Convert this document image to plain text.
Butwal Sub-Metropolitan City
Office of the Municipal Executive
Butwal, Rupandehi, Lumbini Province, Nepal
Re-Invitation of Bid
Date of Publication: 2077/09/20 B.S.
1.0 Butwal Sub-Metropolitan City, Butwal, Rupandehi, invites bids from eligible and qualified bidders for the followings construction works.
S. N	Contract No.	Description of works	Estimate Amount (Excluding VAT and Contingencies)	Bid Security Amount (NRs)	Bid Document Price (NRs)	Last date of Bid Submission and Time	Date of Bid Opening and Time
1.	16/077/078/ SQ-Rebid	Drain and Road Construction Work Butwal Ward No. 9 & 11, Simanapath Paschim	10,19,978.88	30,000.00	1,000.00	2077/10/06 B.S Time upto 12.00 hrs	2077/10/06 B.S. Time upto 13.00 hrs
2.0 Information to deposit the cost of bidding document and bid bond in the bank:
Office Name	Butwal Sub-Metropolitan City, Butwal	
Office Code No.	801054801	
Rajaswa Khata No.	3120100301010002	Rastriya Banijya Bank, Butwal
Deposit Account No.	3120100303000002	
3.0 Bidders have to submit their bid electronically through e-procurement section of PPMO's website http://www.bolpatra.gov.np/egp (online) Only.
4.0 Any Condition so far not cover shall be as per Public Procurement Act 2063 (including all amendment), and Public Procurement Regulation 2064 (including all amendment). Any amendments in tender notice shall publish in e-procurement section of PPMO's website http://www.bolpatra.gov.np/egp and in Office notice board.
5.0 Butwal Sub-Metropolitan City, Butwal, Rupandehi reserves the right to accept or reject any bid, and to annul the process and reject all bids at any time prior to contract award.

-*-

### Requirement:
Return every line containing "City".

### Task result:
Butwal Sub-Metropolitan City
1.0 Butwal Sub-Metropolitan City, Butwal, Rupandehi, invites bids from eligible and qualified bidders for the followings construction works.
Office Name	Butwal Sub-Metropolitan City, Butwal	
5.0 Butwal Sub-Metropolitan City, Butwal, Rupandehi reserves the right to accept or reject any bid, and to annul the process and reject all bids at any time prior to contract award.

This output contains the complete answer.